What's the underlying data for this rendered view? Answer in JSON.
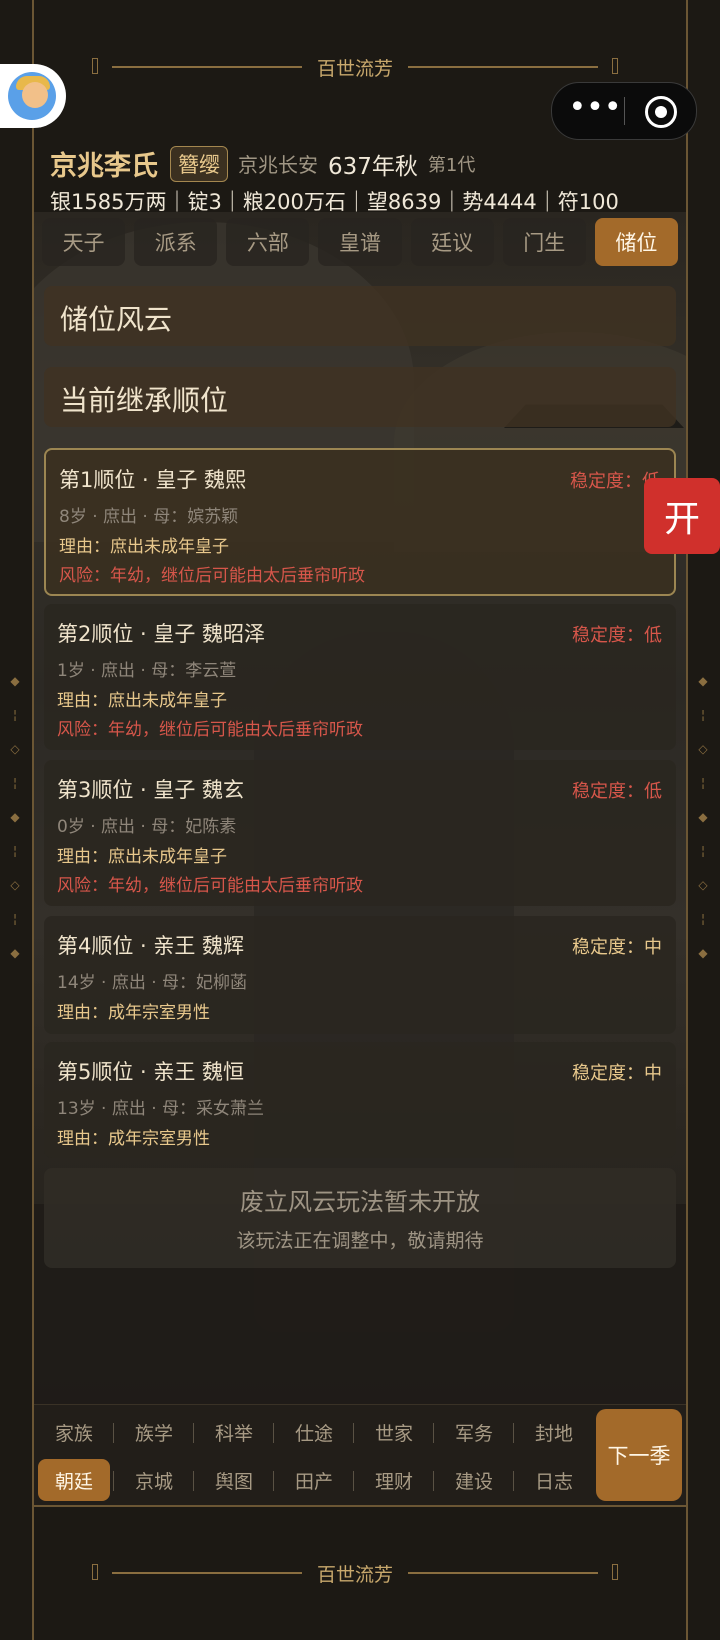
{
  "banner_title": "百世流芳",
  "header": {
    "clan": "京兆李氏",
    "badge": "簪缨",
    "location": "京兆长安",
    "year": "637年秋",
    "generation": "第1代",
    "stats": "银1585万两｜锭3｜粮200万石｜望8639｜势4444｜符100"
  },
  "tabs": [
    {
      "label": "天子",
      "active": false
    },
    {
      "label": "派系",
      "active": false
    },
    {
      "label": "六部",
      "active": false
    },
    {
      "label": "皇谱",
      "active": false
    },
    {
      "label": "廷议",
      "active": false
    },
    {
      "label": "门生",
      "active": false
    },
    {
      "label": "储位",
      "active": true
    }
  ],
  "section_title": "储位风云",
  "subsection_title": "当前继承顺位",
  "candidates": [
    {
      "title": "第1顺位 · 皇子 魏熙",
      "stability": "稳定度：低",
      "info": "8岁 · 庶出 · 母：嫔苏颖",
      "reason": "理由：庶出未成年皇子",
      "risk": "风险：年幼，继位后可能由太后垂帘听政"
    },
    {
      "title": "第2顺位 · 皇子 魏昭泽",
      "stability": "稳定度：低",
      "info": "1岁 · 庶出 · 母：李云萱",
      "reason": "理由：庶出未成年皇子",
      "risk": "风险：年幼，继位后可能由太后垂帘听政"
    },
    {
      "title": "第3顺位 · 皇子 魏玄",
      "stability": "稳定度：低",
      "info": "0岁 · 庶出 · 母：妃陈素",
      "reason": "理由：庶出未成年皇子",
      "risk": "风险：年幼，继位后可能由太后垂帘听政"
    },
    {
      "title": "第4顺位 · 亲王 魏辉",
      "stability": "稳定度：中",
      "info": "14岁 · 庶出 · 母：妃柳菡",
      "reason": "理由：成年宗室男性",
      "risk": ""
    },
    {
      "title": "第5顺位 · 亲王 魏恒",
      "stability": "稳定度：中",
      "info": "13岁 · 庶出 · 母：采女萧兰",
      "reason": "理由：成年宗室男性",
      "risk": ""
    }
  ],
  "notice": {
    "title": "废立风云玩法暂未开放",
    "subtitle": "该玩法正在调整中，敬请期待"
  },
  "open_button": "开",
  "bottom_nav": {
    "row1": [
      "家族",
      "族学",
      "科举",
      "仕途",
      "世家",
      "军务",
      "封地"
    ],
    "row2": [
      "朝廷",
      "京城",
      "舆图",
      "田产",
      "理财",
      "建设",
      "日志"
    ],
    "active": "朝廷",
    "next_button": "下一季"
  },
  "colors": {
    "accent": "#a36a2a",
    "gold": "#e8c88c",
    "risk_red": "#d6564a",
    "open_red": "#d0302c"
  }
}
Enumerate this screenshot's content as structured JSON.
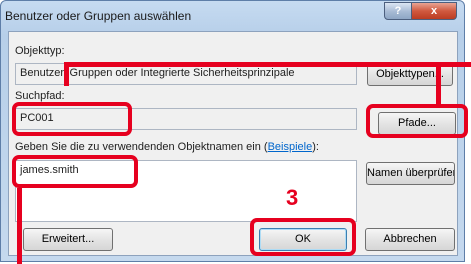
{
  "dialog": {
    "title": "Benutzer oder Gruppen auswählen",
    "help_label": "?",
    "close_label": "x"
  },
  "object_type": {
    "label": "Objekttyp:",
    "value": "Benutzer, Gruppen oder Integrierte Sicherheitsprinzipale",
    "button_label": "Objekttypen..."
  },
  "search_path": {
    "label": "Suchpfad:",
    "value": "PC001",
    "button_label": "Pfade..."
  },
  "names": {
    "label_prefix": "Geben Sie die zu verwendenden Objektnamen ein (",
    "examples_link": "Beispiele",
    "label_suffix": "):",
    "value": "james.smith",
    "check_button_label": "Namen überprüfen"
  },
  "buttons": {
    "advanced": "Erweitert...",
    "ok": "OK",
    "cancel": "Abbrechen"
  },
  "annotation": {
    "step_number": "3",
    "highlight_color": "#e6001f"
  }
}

....

◆ Set task
Do not copy the pictures, but repeat every line exactly.

◆ Completed exercise
What's the underlying data for this rendered view? Answer in JSON.
{
  "banner_title": "百世流芳",
  "header": {
    "clan": "京兆李氏",
    "badge": "簪缨",
    "location": "京兆长安",
    "year": "637年秋",
    "generation": "第1代",
    "stats": "银1585万两｜锭3｜粮200万石｜望8639｜势4444｜符100"
  },
  "tabs": [
    {
      "label": "天子",
      "active": false
    },
    {
      "label": "派系",
      "active": false
    },
    {
      "label": "六部",
      "active": false
    },
    {
      "label": "皇谱",
      "active": false
    },
    {
      "label": "廷议",
      "active": false
    },
    {
      "label": "门生",
      "active": false
    },
    {
      "label": "储位",
      "active": true
    }
  ],
  "section_title": "储位风云",
  "subsection_title": "当前继承顺位",
  "candidates": [
    {
      "title": "第1顺位 · 皇子 魏熙",
      "stability": "稳定度：低",
      "info": "8岁 · 庶出 · 母：嫔苏颖",
      "reason": "理由：庶出未成年皇子",
      "risk": "风险：年幼，继位后可能由太后垂帘听政"
    },
    {
      "title": "第2顺位 · 皇子 魏昭泽",
      "stability": "稳定度：低",
      "info": "1岁 · 庶出 · 母：李云萱",
      "reason": "理由：庶出未成年皇子",
      "risk": "风险：年幼，继位后可能由太后垂帘听政"
    },
    {
      "title": "第3顺位 · 皇子 魏玄",
      "stability": "稳定度：低",
      "info": "0岁 · 庶出 · 母：妃陈素",
      "reason": "理由：庶出未成年皇子",
      "risk": "风险：年幼，继位后可能由太后垂帘听政"
    },
    {
      "title": "第4顺位 · 亲王 魏辉",
      "stability": "稳定度：中",
      "info": "14岁 · 庶出 · 母：妃柳菡",
      "reason": "理由：成年宗室男性",
      "risk": ""
    },
    {
      "title": "第5顺位 · 亲王 魏恒",
      "stability": "稳定度：中",
      "info": "13岁 · 庶出 · 母：采女萧兰",
      "reason": "理由：成年宗室男性",
      "risk": ""
    }
  ],
  "notice": {
    "title": "废立风云玩法暂未开放",
    "subtitle": "该玩法正在调整中，敬请期待"
  },
  "open_button": "开",
  "bottom_nav": {
    "row1": [
      "家族",
      "族学",
      "科举",
      "仕途",
      "世家",
      "军务",
      "封地"
    ],
    "row2": [
      "朝廷",
      "京城",
      "舆图",
      "田产",
      "理财",
      "建设",
      "日志"
    ],
    "active": "朝廷",
    "next_button": "下一季"
  },
  "colors": {
    "accent": "#a36a2a",
    "gold": "#e8c88c",
    "risk_red": "#d6564a",
    "open_red": "#d0302c"
  }
}
Enumerate this screenshot's content as structured JSON.
{
  "dialog": {
    "title": "Benutzer oder Gruppen auswählen",
    "help_label": "?",
    "close_label": "x"
  },
  "object_type": {
    "label": "Objekttyp:",
    "value": "Benutzer, Gruppen oder Integrierte Sicherheitsprinzipale",
    "button_label": "Objekttypen..."
  },
  "search_path": {
    "label": "Suchpfad:",
    "value": "PC001",
    "button_label": "Pfade..."
  },
  "names": {
    "label_prefix": "Geben Sie die zu verwendenden Objektnamen ein (",
    "examples_link": "Beispiele",
    "label_suffix": "):",
    "value": "james.smith",
    "check_button_label": "Namen überprüfen"
  },
  "buttons": {
    "advanced": "Erweitert...",
    "ok": "OK",
    "cancel": "Abbrechen"
  },
  "annotation": {
    "step_number": "3",
    "highlight_color": "#e6001f"
  }
}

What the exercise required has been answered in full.